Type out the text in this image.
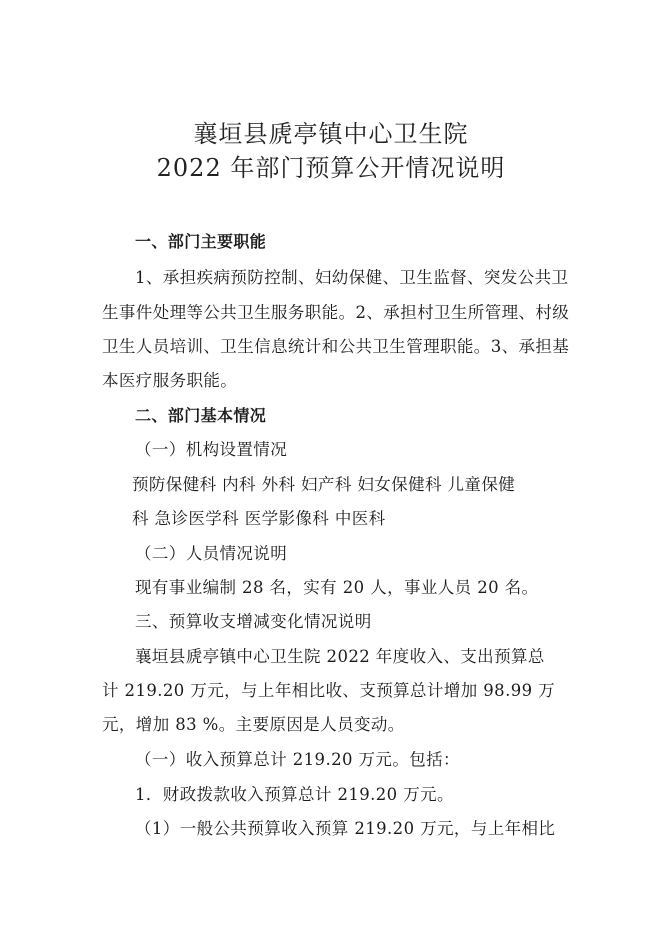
襄垣县虒亭镇中心卫生院
2022 年部门预算公开情况说明
一、部门主要职能
1、承担疾病预防控制、妇幼保健、卫生监督、突发公共卫
生事件处理等公共卫生服务职能。2、承担村卫生所管理、村级
卫生人员培训、卫生信息统计和公共卫生管理职能。3、承担基
本医疗服务职能。
二、部门基本情况
（一）机构设置情况
预防保健科 内科 外科 妇产科 妇女保健科 儿童保健
科 急诊医学科 医学影像科 中医科
（二）人员情况说明
现有事业编制 28 名，实有 20 人，事业人员 20 名。
三、预算收支增减变化情况说明
襄垣县虒亭镇中心卫生院 2022 年度收入、支出预算总
计 219.20 万元，与上年相比收、支预算总计增加 98.99 万
元，增加 83 %。主要原因是人员变动。
（一）收入预算总计 219.20 万元。包括：
1．财政拨款收入预算总计 219.20 万元。
（1）一般公共预算收入预算 219.20 万元，与上年相比
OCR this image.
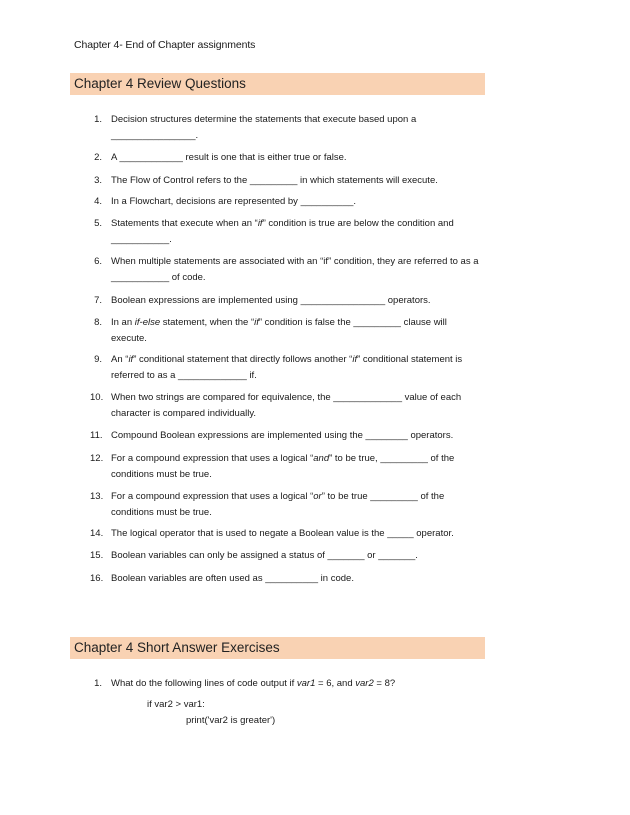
Chapter 4- End of Chapter assignments
Chapter 4 Review Questions
1. Decision structures determine the statements that execute based upon a ________________.
2. A ____________ result is one that is either true or false.
3. The Flow of Control refers to the _________ in which statements will execute.
4. In a Flowchart, decisions are represented by __________.
5. Statements that execute when an “if” condition is true are below the condition and ___________.
6. When multiple statements are associated with an “if” condition, they are referred to as a ___________ of code.
7. Boolean expressions are implemented using ________________ operators.
8. In an if-else statement, when the “if” condition is false the _________ clause will execute.
9. An “if” conditional statement that directly follows another “if” conditional statement is referred to as a _____________ if.
10. When two strings are compared for equivalence, the _____________ value of each character is compared individually.
11. Compound Boolean expressions are implemented using the ________ operators.
12. For a compound expression that uses a logical “and” to be true, _________ of the conditions must be true.
13. For a compound expression that uses a logical “or” to be true _________ of the conditions must be true.
14. The logical operator that is used to negate a Boolean value is the _____ operator.
15. Boolean variables can only be assigned a status of _______ or _______.
16. Boolean variables are often used as __________ in code.
Chapter 4 Short Answer Exercises
1. What do the following lines of code output if var1 = 6, and var2 = 8?
if var2 > var1:
print('var2 is greater')
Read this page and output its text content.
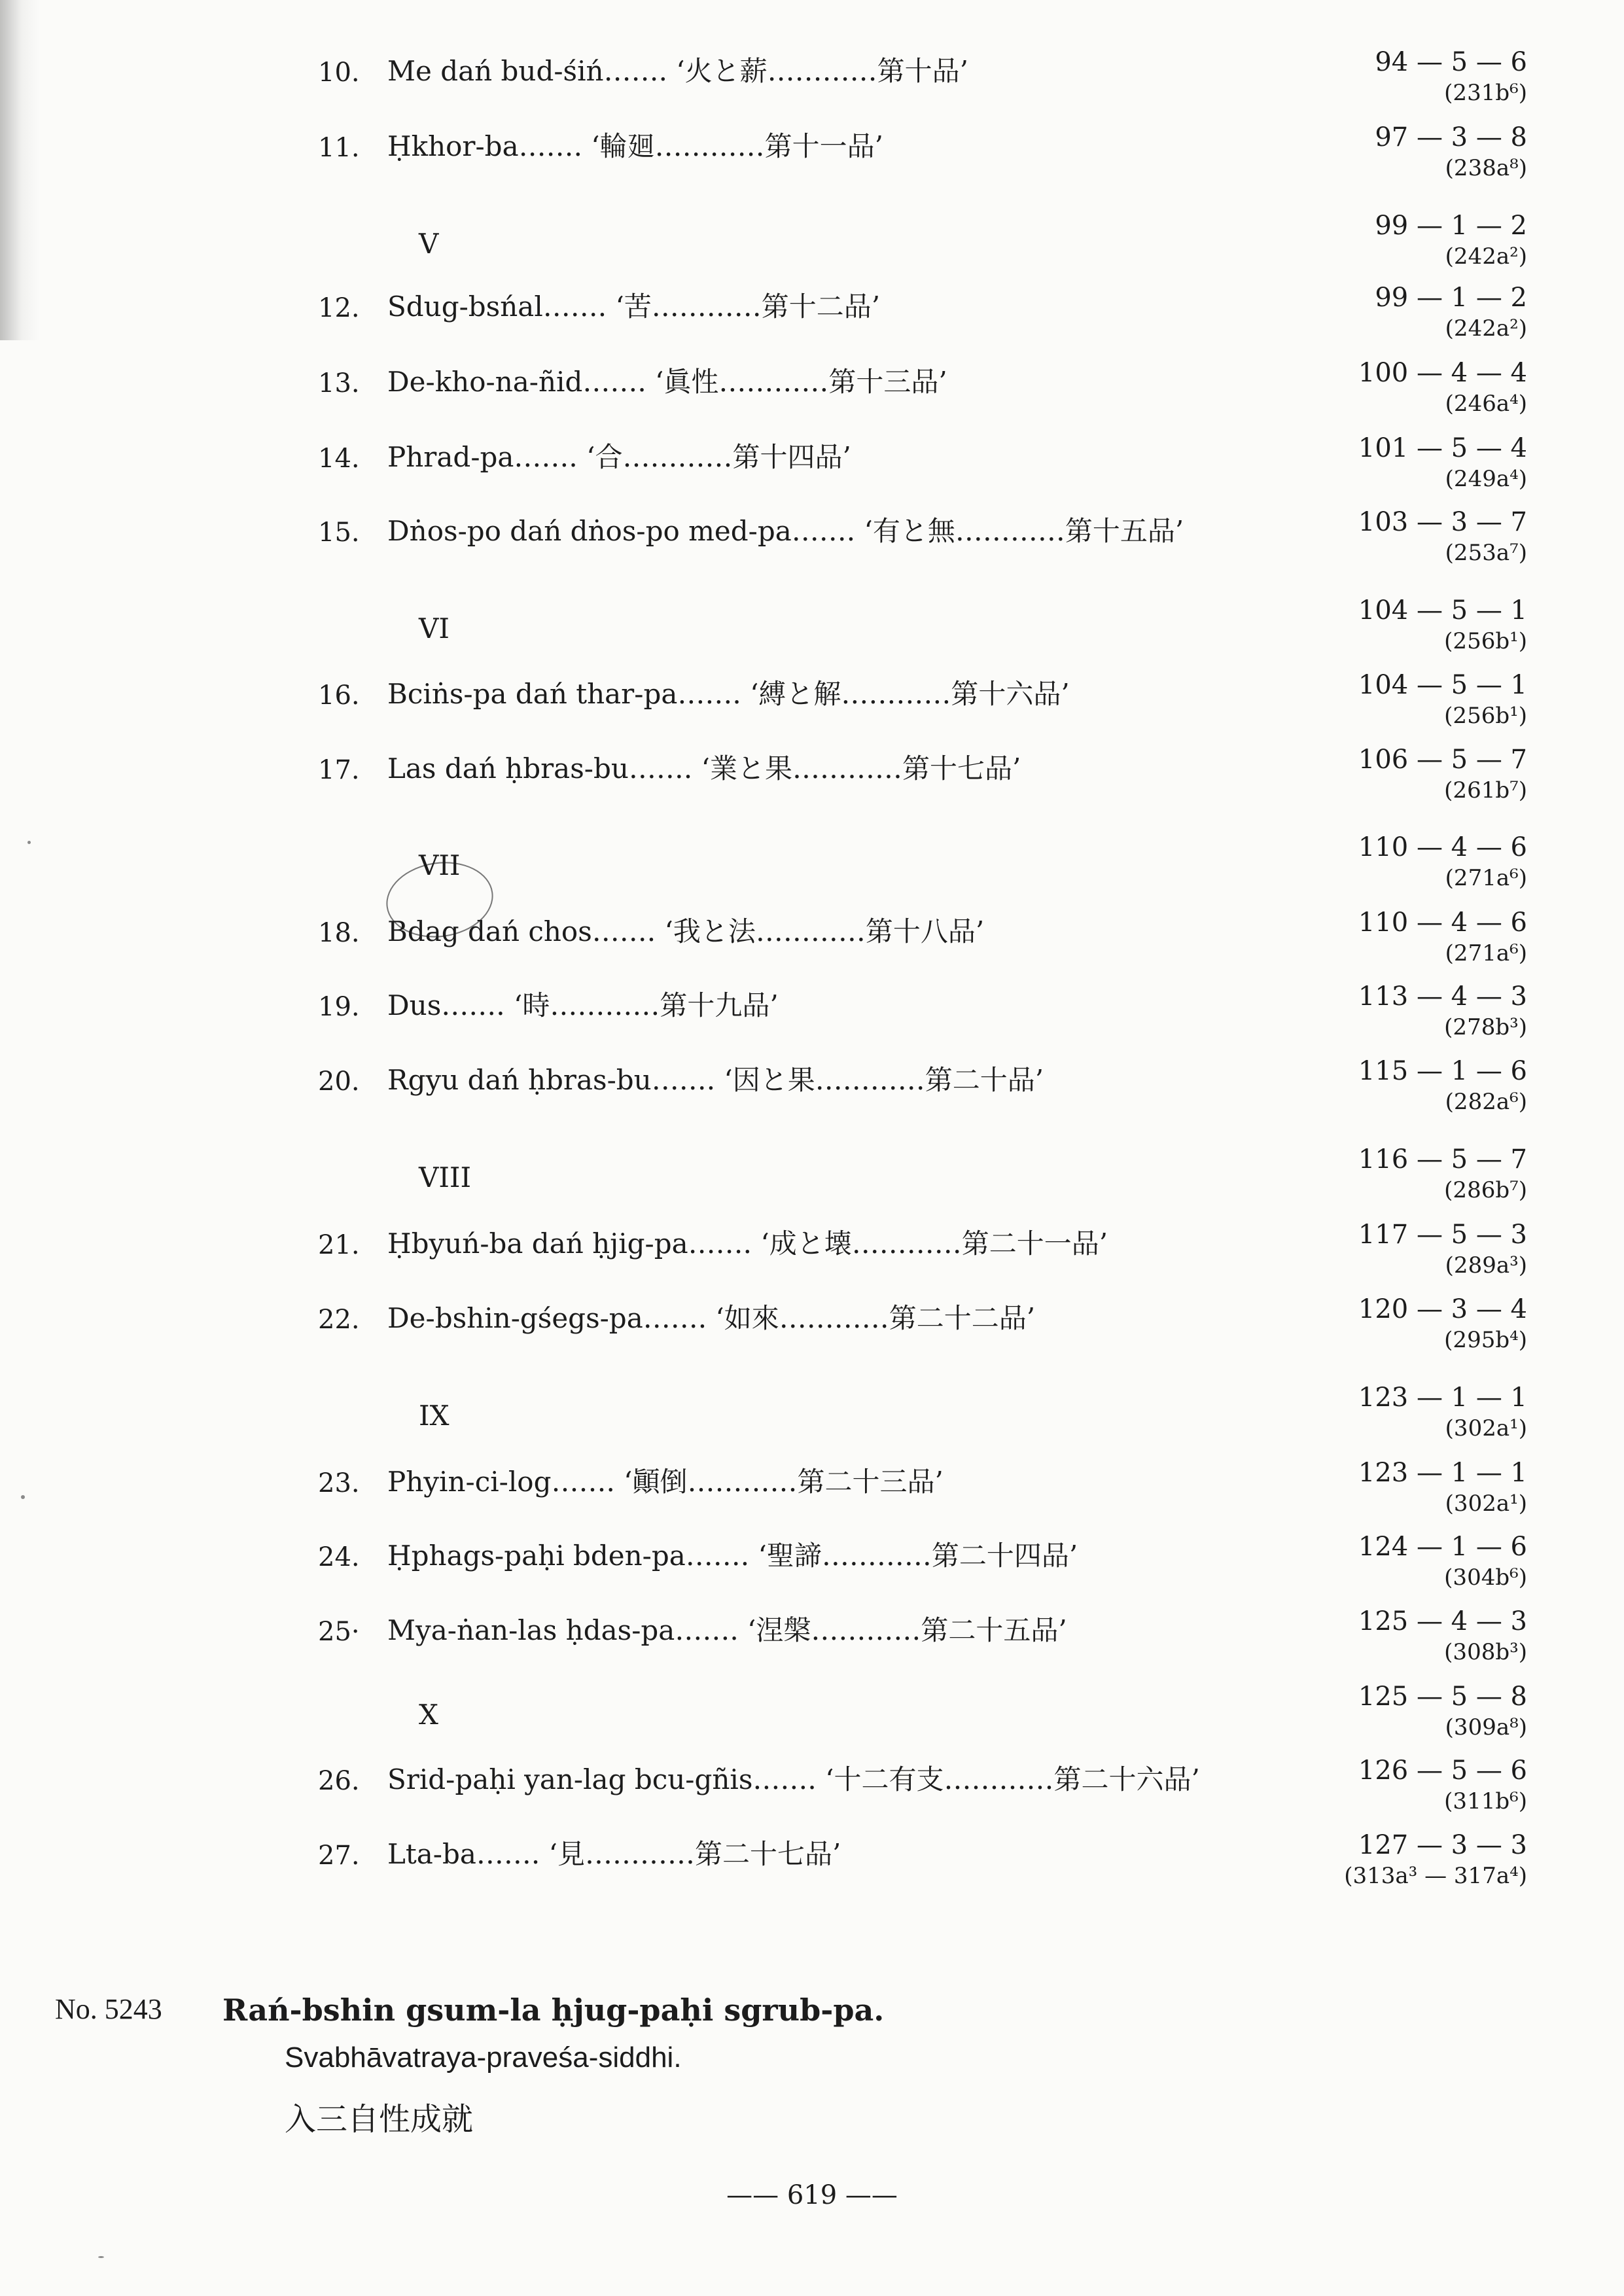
10. Me dań bud-śiń……. ‘火と薪…………第十品’	94 — 5 — 6
(231b⁶)
11. Ḥkhor-ba……. ‘輪廻…………第十一品’	97 — 3 — 8
(238a⁸)
V
99 — 1 — 2
(242a²)
12. Sdug-bsńal……. ‘苦…………第十二品’	99 — 1 — 2
(242a²)
13. De-kho-na-ñid……. ‘眞性…………第十三品’	100 — 4 — 4
(246a⁴)
14. Phrad-pa……. ‘合…………第十四品’	101 — 5 — 4
(249a⁴)
15. Dṅos-po dań dṅos-po med-pa……. ‘有と無…………第十五品’	103 — 3 — 7
(253a⁷)
VI
104 — 5 — 1
(256b¹)
16. Bciṅs-pa dań thar-pa……. ‘縛と解…………第十六品’	104 — 5 — 1
(256b¹)
17. Las dań ḥbras-bu……. ‘業と果…………第十七品’	106 — 5 — 7
(261b⁷)
VII
110 — 4 — 6
(271a⁶)
18. Bdag dań chos……. ‘我と法…………第十八品’	110 — 4 — 6
(271a⁶)
19. Dus……. ‘時…………第十九品’	113 — 4 — 3
(278b³)
20. Rgyu dań ḥbras-bu……. ‘因と果…………第二十品’	115 — 1 — 6
(282a⁶)
VIII
116 — 5 — 7
(286b⁷)
21. Ḥbyuń-ba dań ḥjig-pa……. ‘成と壊…………第二十一品’	117 — 5 — 3
(289a³)
22. De-bshin-gśegs-pa……. ‘如來…………第二十二品’	120 — 3 — 4
(295b⁴)
IX
123 — 1 — 1
(302a¹)
23. Phyin-ci-log……. ‘顚倒…………第二十三品’	123 — 1 — 1
(302a¹)
24. Ḥphags-paḥi bden-pa……. ‘聖諦…………第二十四品’	124 — 1 — 6
(304b⁶)
25· Mya-ṅan-las ḥdas-pa……. ‘涅槃…………第二十五品’	125 — 4 — 3
(308b³)
X
125 — 5 — 8
(309a⁸)
26. Srid-paḥi yan-lag bcu-gñis……. ‘十二有支…………第二十六品’	126 — 5 — 6
(311b⁶)
27. Lta-ba……. ‘見…………第二十七品’	127 — 3 — 3
(313a³ — 317a⁴)
No. 5243 Rań-bshin gsum-la ḥjug-paḥi sgrub-pa.
Svabhāvatraya-praveśa-siddhi.
入三自性成就
—— 619 ——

===

(Your objective)
Make an exact copy of the data, leaving its pictures out.

(Result of the task)
Type out the text in this image.
襄垣县虒亭镇中心卫生院
2022 年部门预算公开情况说明
一、部门主要职能
1、承担疾病预防控制、妇幼保健、卫生监督、突发公共卫
生事件处理等公共卫生服务职能。2、承担村卫生所管理、村级
卫生人员培训、卫生信息统计和公共卫生管理职能。3、承担基
本医疗服务职能。
二、部门基本情况
（一）机构设置情况
预防保健科 内科 外科 妇产科 妇女保健科 儿童保健
科 急诊医学科 医学影像科 中医科
（二）人员情况说明
现有事业编制 28 名，实有 20 人，事业人员 20 名。
三、预算收支增减变化情况说明
襄垣县虒亭镇中心卫生院 2022 年度收入、支出预算总
计 219.20 万元，与上年相比收、支预算总计增加 98.99 万
元，增加 83 %。主要原因是人员变动。
（一）收入预算总计 219.20 万元。包括：
1．财政拨款收入预算总计 219.20 万元。
（1）一般公共预算收入预算 219.20 万元，与上年相比
OCR this image.
Chapter 4- End of Chapter assignments
Chapter 4 Review Questions
1. Decision structures determine the statements that execute based upon a ________________.
2. A ____________ result is one that is either true or false.
3. The Flow of Control refers to the _________ in which statements will execute.
4. In a Flowchart, decisions are represented by __________.
5. Statements that execute when an “if” condition is true are below the condition and ___________.
6. When multiple statements are associated with an “if” condition, they are referred to as a ___________ of code.
7. Boolean expressions are implemented using ________________ operators.
8. In an if-else statement, when the “if” condition is false the _________ clause will execute.
9. An “if” conditional statement that directly follows another “if” conditional statement is referred to as a _____________ if.
10. When two strings are compared for equivalence, the _____________ value of each character is compared individually.
11. Compound Boolean expressions are implemented using the ________ operators.
12. For a compound expression that uses a logical “and” to be true, _________ of the conditions must be true.
13. For a compound expression that uses a logical “or” to be true _________ of the conditions must be true.
14. The logical operator that is used to negate a Boolean value is the _____ operator.
15. Boolean variables can only be assigned a status of _______ or _______.
16. Boolean variables are often used as __________ in code.
Chapter 4 Short Answer Exercises
1. What do the following lines of code output if var1 = 6, and var2 = 8?
if var2 > var1:
print('var2 is greater')
Read this page and output its text content.
10. Me dań bud-śiń……. ‘火と薪…………第十品’	94 — 5 — 6
(231b⁶)
11. Ḥkhor-ba……. ‘輪廻…………第十一品’	97 — 3 — 8
(238a⁸)
V
99 — 1 — 2
(242a²)
12. Sdug-bsńal……. ‘苦…………第十二品’	99 — 1 — 2
(242a²)
13. De-kho-na-ñid……. ‘眞性…………第十三品’	100 — 4 — 4
(246a⁴)
14. Phrad-pa……. ‘合…………第十四品’	101 — 5 — 4
(249a⁴)
15. Dṅos-po dań dṅos-po med-pa……. ‘有と無…………第十五品’	103 — 3 — 7
(253a⁷)
VI
104 — 5 — 1
(256b¹)
16. Bciṅs-pa dań thar-pa……. ‘縛と解…………第十六品’	104 — 5 — 1
(256b¹)
17. Las dań ḥbras-bu……. ‘業と果…………第十七品’	106 — 5 — 7
(261b⁷)
VII
110 — 4 — 6
(271a⁶)
18. Bdag dań chos……. ‘我と法…………第十八品’	110 — 4 — 6
(271a⁶)
19. Dus……. ‘時…………第十九品’	113 — 4 — 3
(278b³)
20. Rgyu dań ḥbras-bu……. ‘因と果…………第二十品’	115 — 1 — 6
(282a⁶)
VIII
116 — 5 — 7
(286b⁷)
21. Ḥbyuń-ba dań ḥjig-pa……. ‘成と壊…………第二十一品’	117 — 5 — 3
(289a³)
22. De-bshin-gśegs-pa……. ‘如來…………第二十二品’	120 — 3 — 4
(295b⁴)
IX
123 — 1 — 1
(302a¹)
23. Phyin-ci-log……. ‘顚倒…………第二十三品’	123 — 1 — 1
(302a¹)
24. Ḥphags-paḥi bden-pa……. ‘聖諦…………第二十四品’	124 — 1 — 6
(304b⁶)
25· Mya-ṅan-las ḥdas-pa……. ‘涅槃…………第二十五品’	125 — 4 — 3
(308b³)
X
125 — 5 — 8
(309a⁸)
26. Srid-paḥi yan-lag bcu-gñis……. ‘十二有支…………第二十六品’	126 — 5 — 6
(311b⁶)
27. Lta-ba……. ‘見…………第二十七品’	127 — 3 — 3
(313a³ — 317a⁴)
No. 5243 Rań-bshin gsum-la ḥjug-paḥi sgrub-pa.
Svabhāvatraya-praveśa-siddhi.
入三自性成就
—— 619 ——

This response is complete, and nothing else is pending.